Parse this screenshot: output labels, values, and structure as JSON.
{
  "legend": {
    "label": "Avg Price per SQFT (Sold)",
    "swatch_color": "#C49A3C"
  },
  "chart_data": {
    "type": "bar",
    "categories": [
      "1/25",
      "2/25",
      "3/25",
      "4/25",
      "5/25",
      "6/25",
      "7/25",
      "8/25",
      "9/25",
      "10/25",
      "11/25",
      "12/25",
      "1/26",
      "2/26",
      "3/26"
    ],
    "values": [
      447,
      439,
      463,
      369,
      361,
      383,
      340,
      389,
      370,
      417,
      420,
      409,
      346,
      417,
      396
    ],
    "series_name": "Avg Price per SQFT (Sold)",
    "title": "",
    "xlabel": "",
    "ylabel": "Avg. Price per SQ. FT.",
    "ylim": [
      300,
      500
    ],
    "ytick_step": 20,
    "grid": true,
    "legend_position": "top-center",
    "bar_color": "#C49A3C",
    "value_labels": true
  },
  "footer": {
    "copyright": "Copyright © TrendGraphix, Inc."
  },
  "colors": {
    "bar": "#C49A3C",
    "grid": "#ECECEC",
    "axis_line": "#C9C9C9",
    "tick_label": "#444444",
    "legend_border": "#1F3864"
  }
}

────────────────────

Written task:
Check each line of the data above for the string "Sold", then report how many lines have it, with no other words.

Final result:
2